- **YOUR OBJECTIVE**
Repeat all of the data precisely.

Start of RECORDS TO USE

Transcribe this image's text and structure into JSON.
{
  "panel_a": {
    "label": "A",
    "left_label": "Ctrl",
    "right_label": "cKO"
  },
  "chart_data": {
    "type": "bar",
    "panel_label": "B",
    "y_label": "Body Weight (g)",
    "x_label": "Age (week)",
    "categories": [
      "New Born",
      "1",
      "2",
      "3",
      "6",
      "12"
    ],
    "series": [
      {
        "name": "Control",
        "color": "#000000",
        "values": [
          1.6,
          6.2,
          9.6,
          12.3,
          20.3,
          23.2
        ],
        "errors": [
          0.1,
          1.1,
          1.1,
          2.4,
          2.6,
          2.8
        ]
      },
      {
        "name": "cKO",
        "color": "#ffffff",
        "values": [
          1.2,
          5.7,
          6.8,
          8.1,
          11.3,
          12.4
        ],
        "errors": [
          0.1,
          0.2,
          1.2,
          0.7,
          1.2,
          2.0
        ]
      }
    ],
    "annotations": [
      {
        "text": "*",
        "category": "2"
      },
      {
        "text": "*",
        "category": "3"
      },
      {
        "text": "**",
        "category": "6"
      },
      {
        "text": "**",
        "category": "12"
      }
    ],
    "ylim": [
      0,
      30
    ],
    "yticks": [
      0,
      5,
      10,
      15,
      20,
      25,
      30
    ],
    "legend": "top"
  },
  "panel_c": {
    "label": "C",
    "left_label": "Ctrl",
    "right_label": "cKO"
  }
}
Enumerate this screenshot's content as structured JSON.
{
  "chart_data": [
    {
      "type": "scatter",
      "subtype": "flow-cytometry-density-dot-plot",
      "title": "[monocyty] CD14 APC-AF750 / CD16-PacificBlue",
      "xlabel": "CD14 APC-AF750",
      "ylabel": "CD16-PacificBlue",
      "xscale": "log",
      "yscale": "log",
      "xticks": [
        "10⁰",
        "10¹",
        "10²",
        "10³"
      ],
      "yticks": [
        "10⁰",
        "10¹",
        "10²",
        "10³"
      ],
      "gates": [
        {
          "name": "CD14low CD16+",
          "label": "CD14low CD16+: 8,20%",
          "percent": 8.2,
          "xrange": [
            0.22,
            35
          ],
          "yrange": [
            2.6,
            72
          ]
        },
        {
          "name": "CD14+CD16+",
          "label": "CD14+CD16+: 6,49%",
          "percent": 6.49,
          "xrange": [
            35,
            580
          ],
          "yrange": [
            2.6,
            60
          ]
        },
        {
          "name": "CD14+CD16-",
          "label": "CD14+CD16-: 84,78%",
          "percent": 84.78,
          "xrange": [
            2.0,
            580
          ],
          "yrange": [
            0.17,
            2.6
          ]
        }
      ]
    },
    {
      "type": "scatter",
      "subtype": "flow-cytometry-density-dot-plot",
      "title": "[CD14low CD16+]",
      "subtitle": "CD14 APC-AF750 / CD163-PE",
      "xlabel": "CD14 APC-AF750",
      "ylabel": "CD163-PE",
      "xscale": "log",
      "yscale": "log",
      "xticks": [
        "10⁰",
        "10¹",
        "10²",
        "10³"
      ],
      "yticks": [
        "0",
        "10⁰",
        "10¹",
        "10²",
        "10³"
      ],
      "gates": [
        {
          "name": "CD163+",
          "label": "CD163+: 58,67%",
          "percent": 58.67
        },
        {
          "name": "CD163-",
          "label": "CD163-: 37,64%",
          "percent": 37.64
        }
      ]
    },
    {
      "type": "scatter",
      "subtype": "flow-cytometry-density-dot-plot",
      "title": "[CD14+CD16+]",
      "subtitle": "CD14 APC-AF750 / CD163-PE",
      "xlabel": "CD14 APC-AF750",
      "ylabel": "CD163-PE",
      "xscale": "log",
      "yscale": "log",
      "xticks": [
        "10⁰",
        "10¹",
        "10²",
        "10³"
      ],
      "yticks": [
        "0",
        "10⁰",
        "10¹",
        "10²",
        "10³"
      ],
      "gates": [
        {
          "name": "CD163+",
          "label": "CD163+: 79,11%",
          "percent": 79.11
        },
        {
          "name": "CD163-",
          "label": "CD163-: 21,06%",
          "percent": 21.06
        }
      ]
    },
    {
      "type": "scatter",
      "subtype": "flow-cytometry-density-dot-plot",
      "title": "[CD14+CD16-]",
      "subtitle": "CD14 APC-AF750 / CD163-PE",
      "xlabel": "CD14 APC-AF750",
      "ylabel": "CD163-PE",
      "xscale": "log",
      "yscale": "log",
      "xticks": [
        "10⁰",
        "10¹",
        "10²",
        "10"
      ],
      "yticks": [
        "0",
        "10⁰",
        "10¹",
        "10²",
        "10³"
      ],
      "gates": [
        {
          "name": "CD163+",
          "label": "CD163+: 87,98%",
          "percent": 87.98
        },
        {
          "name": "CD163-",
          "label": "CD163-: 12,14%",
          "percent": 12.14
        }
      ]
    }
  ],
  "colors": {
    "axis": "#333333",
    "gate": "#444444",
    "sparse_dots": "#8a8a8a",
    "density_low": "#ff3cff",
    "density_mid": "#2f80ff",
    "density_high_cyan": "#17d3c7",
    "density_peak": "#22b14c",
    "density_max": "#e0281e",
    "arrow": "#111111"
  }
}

End of RECORDS TO USE

- **THE SOLUTION**
Transcribe this image's text and structure into JSON.
{
  "panel_a": {
    "label": "A",
    "left_label": "Ctrl",
    "right_label": "cKO"
  },
  "chart_data": {
    "type": "bar",
    "panel_label": "B",
    "y_label": "Body Weight (g)",
    "x_label": "Age (week)",
    "categories": [
      "New Born",
      "1",
      "2",
      "3",
      "6",
      "12"
    ],
    "series": [
      {
        "name": "Control",
        "color": "#000000",
        "values": [
          1.6,
          6.2,
          9.6,
          12.3,
          20.3,
          23.2
        ],
        "errors": [
          0.1,
          1.1,
          1.1,
          2.4,
          2.6,
          2.8
        ]
      },
      {
        "name": "cKO",
        "color": "#ffffff",
        "values": [
          1.2,
          5.7,
          6.8,
          8.1,
          11.3,
          12.4
        ],
        "errors": [
          0.1,
          0.2,
          1.2,
          0.7,
          1.2,
          2.0
        ]
      }
    ],
    "annotations": [
      {
        "text": "*",
        "category": "2"
      },
      {
        "text": "*",
        "category": "3"
      },
      {
        "text": "**",
        "category": "6"
      },
      {
        "text": "**",
        "category": "12"
      }
    ],
    "ylim": [
      0,
      30
    ],
    "yticks": [
      0,
      5,
      10,
      15,
      20,
      25,
      30
    ],
    "legend": "top"
  },
  "panel_c": {
    "label": "C",
    "left_label": "Ctrl",
    "right_label": "cKO"
  }
}
Enumerate this screenshot's content as structured JSON.
{
  "chart_data": [
    {
      "type": "scatter",
      "subtype": "flow-cytometry-density-dot-plot",
      "title": "[monocyty] CD14 APC-AF750 / CD16-PacificBlue",
      "xlabel": "CD14 APC-AF750",
      "ylabel": "CD16-PacificBlue",
      "xscale": "log",
      "yscale": "log",
      "xticks": [
        "10⁰",
        "10¹",
        "10²",
        "10³"
      ],
      "yticks": [
        "10⁰",
        "10¹",
        "10²",
        "10³"
      ],
      "gates": [
        {
          "name": "CD14low CD16+",
          "label": "CD14low CD16+: 8,20%",
          "percent": 8.2,
          "xrange": [
            0.22,
            35
          ],
          "yrange": [
            2.6,
            72
          ]
        },
        {
          "name": "CD14+CD16+",
          "label": "CD14+CD16+: 6,49%",
          "percent": 6.49,
          "xrange": [
            35,
            580
          ],
          "yrange": [
            2.6,
            60
          ]
        },
        {
          "name": "CD14+CD16-",
          "label": "CD14+CD16-: 84,78%",
          "percent": 84.78,
          "xrange": [
            2.0,
            580
          ],
          "yrange": [
            0.17,
            2.6
          ]
        }
      ]
    },
    {
      "type": "scatter",
      "subtype": "flow-cytometry-density-dot-plot",
      "title": "[CD14low CD16+]",
      "subtitle": "CD14 APC-AF750 / CD163-PE",
      "xlabel": "CD14 APC-AF750",
      "ylabel": "CD163-PE",
      "xscale": "log",
      "yscale": "log",
      "xticks": [
        "10⁰",
        "10¹",
        "10²",
        "10³"
      ],
      "yticks": [
        "0",
        "10⁰",
        "10¹",
        "10²",
        "10³"
      ],
      "gates": [
        {
          "name": "CD163+",
          "label": "CD163+: 58,67%",
          "percent": 58.67
        },
        {
          "name": "CD163-",
          "label": "CD163-: 37,64%",
          "percent": 37.64
        }
      ]
    },
    {
      "type": "scatter",
      "subtype": "flow-cytometry-density-dot-plot",
      "title": "[CD14+CD16+]",
      "subtitle": "CD14 APC-AF750 / CD163-PE",
      "xlabel": "CD14 APC-AF750",
      "ylabel": "CD163-PE",
      "xscale": "log",
      "yscale": "log",
      "xticks": [
        "10⁰",
        "10¹",
        "10²",
        "10³"
      ],
      "yticks": [
        "0",
        "10⁰",
        "10¹",
        "10²",
        "10³"
      ],
      "gates": [
        {
          "name": "CD163+",
          "label": "CD163+: 79,11%",
          "percent": 79.11
        },
        {
          "name": "CD163-",
          "label": "CD163-: 21,06%",
          "percent": 21.06
        }
      ]
    },
    {
      "type": "scatter",
      "subtype": "flow-cytometry-density-dot-plot",
      "title": "[CD14+CD16-]",
      "subtitle": "CD14 APC-AF750 / CD163-PE",
      "xlabel": "CD14 APC-AF750",
      "ylabel": "CD163-PE",
      "xscale": "log",
      "yscale": "log",
      "xticks": [
        "10⁰",
        "10¹",
        "10²",
        "10"
      ],
      "yticks": [
        "0",
        "10⁰",
        "10¹",
        "10²",
        "10³"
      ],
      "gates": [
        {
          "name": "CD163+",
          "label": "CD163+: 87,98%",
          "percent": 87.98
        },
        {
          "name": "CD163-",
          "label": "CD163-: 12,14%",
          "percent": 12.14
        }
      ]
    }
  ],
  "colors": {
    "axis": "#333333",
    "gate": "#444444",
    "sparse_dots": "#8a8a8a",
    "density_low": "#ff3cff",
    "density_mid": "#2f80ff",
    "density_high_cyan": "#17d3c7",
    "density_peak": "#22b14c",
    "density_max": "#e0281e",
    "arrow": "#111111"
  }
}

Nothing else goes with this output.